**Given request:** Pull out every line containing the string "color".

Dataset rows about figures

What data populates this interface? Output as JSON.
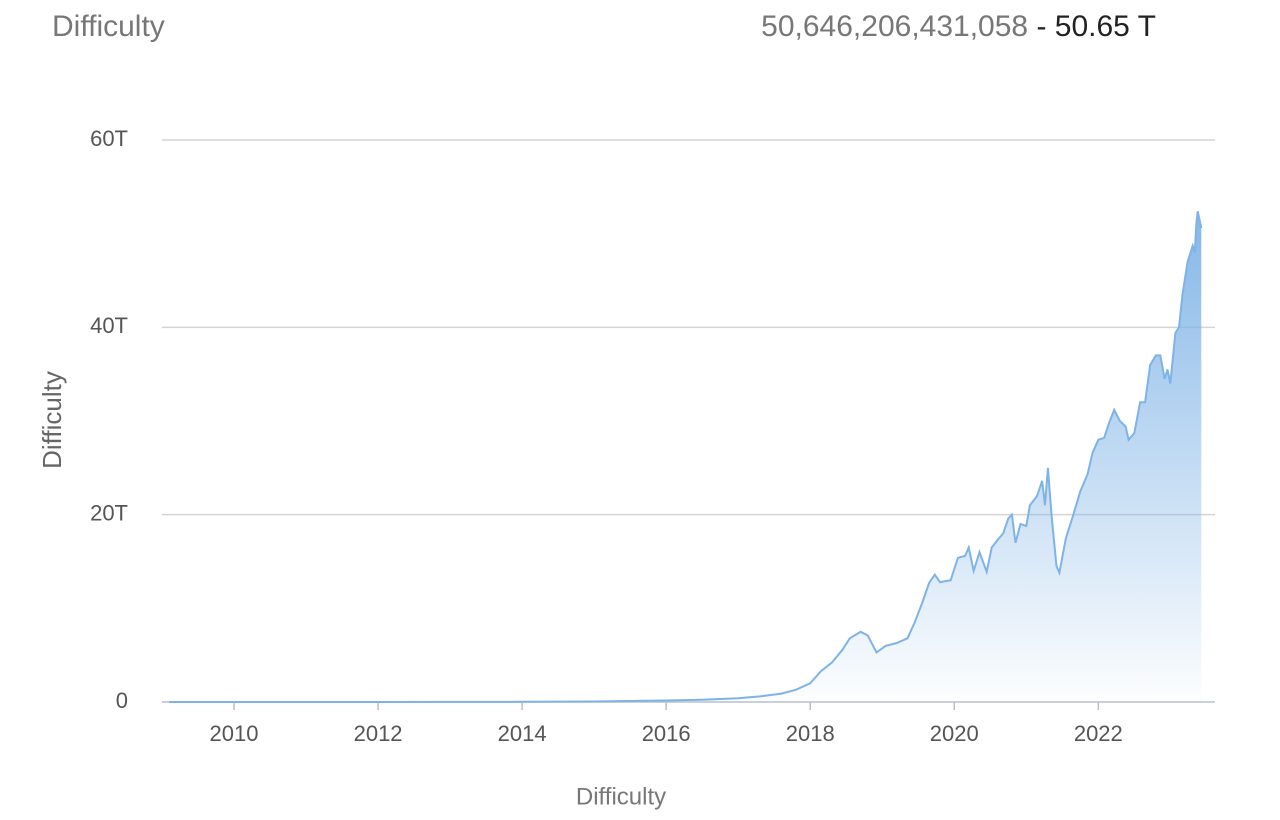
{
  "header": {
    "title": "Difficulty",
    "value": "50,646,206,431,058",
    "separator": "-",
    "short_value": "50.65 T"
  },
  "chart_data": {
    "type": "area",
    "y_label": "Difficulty",
    "x_label": "Difficulty",
    "color": "#7fb3e6",
    "x": [
      2009.1,
      2010,
      2011,
      2012,
      2013,
      2014,
      2015,
      2016,
      2016.5,
      2017,
      2017.3,
      2017.6,
      2017.8,
      2018,
      2018.15,
      2018.3,
      2018.45,
      2018.55,
      2018.7,
      2018.8,
      2018.92,
      2019.05,
      2019.2,
      2019.35,
      2019.45,
      2019.55,
      2019.65,
      2019.73,
      2019.8,
      2019.95,
      2020.05,
      2020.15,
      2020.2,
      2020.27,
      2020.35,
      2020.45,
      2020.52,
      2020.6,
      2020.68,
      2020.75,
      2020.8,
      2020.85,
      2020.92,
      2021,
      2021.05,
      2021.15,
      2021.22,
      2021.26,
      2021.3,
      2021.35,
      2021.42,
      2021.46,
      2021.55,
      2021.65,
      2021.75,
      2021.85,
      2021.92,
      2022,
      2022.08,
      2022.15,
      2022.22,
      2022.3,
      2022.38,
      2022.42,
      2022.5,
      2022.58,
      2022.65,
      2022.72,
      2022.8,
      2022.86,
      2022.92,
      2022.96,
      2023,
      2023.07,
      2023.12,
      2023.17,
      2023.24,
      2023.31,
      2023.34,
      2023.36,
      2023.38,
      2023.43
    ],
    "values": [
      0,
      0,
      0,
      0,
      0.01,
      0.02,
      0.05,
      0.16,
      0.25,
      0.4,
      0.6,
      0.9,
      1.3,
      2,
      3.3,
      4.2,
      5.6,
      6.8,
      7.5,
      7.1,
      5.3,
      6,
      6.3,
      6.8,
      8.5,
      10.5,
      12.7,
      13.6,
      12.8,
      13,
      15.4,
      15.6,
      16.5,
      14,
      16,
      13.9,
      16.5,
      17.3,
      18,
      19.6,
      20,
      17,
      19,
      18.8,
      21,
      22,
      23.6,
      21,
      25,
      20,
      14.5,
      13.8,
      17.5,
      19.9,
      22.5,
      24.3,
      26.6,
      28,
      28.2,
      29.8,
      31.2,
      30,
      29.4,
      28,
      28.7,
      32,
      32,
      36,
      37,
      37,
      34.5,
      35.5,
      34,
      39.4,
      40,
      43.6,
      47,
      48.7,
      48,
      51,
      52.4,
      50.6
    ],
    "xlim": [
      2009,
      2023.62
    ],
    "xticks": [
      2010,
      2012,
      2014,
      2016,
      2018,
      2020,
      2022
    ],
    "ylim": [
      0,
      60
    ],
    "yticks": [
      0,
      {
        "value": 20,
        "label": "20T"
      },
      {
        "value": 40,
        "label": "40T"
      },
      {
        "value": 60,
        "label": "60T"
      }
    ],
    "grid": true
  }
}
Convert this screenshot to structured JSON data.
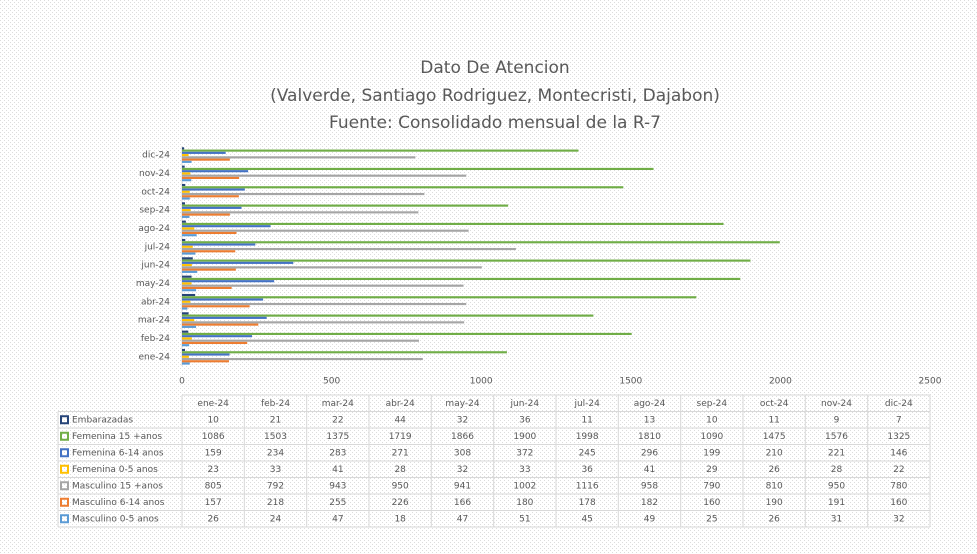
{
  "chart_data": {
    "type": "bar",
    "orientation": "horizontal",
    "title": "Dato De Atencion",
    "subtitle": "(Valverde, Santiago Rodriguez, Montecristi, Dajabon)",
    "source": "Fuente: Consolidado mensual de la R-7",
    "categories": [
      "ene-24",
      "feb-24",
      "mar-24",
      "abr-24",
      "may-24",
      "jun-24",
      "jul-24",
      "ago-24",
      "sep-24",
      "oct-24",
      "nov-24",
      "dic-24"
    ],
    "series": [
      {
        "name": "Embarazadas",
        "color": "#264478",
        "values": [
          10,
          21,
          22,
          44,
          32,
          36,
          11,
          13,
          10,
          11,
          9,
          7
        ]
      },
      {
        "name": "Femenina 15 +anos",
        "color": "#70ad47",
        "values": [
          1086,
          1503,
          1375,
          1719,
          1866,
          1900,
          1998,
          1810,
          1090,
          1475,
          1576,
          1325
        ]
      },
      {
        "name": "Femenina 6-14 anos",
        "color": "#4472c4",
        "values": [
          159,
          234,
          283,
          271,
          308,
          372,
          245,
          296,
          199,
          210,
          221,
          146
        ]
      },
      {
        "name": "Femenina 0-5 anos",
        "color": "#ffc000",
        "values": [
          23,
          33,
          41,
          28,
          32,
          33,
          36,
          41,
          29,
          26,
          28,
          22
        ]
      },
      {
        "name": "Masculino 15 +anos",
        "color": "#a5a5a5",
        "values": [
          805,
          792,
          943,
          950,
          941,
          1002,
          1116,
          958,
          790,
          810,
          950,
          780
        ]
      },
      {
        "name": "Masculino 6-14 anos",
        "color": "#ed7d31",
        "values": [
          157,
          218,
          255,
          226,
          166,
          180,
          178,
          182,
          160,
          190,
          191,
          160
        ]
      },
      {
        "name": "Masculino 0-5 anos",
        "color": "#5b9bd5",
        "values": [
          26,
          24,
          47,
          18,
          47,
          51,
          45,
          49,
          25,
          26,
          31,
          32
        ]
      }
    ],
    "xlim": [
      0,
      2500
    ],
    "xticks": [
      0,
      500,
      1000,
      1500,
      2000,
      2500
    ],
    "grid": false,
    "data_table": true
  }
}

**Answer in full:**
    "color": "#7fb3e6",
        "color": "#264478",
        "color": "#70ad47",
        "color": "#4472c4",
        "color": "#ffc000",
        "color": "#a5a5a5",
        "color": "#ed7d31",
        "color": "#5b9bd5",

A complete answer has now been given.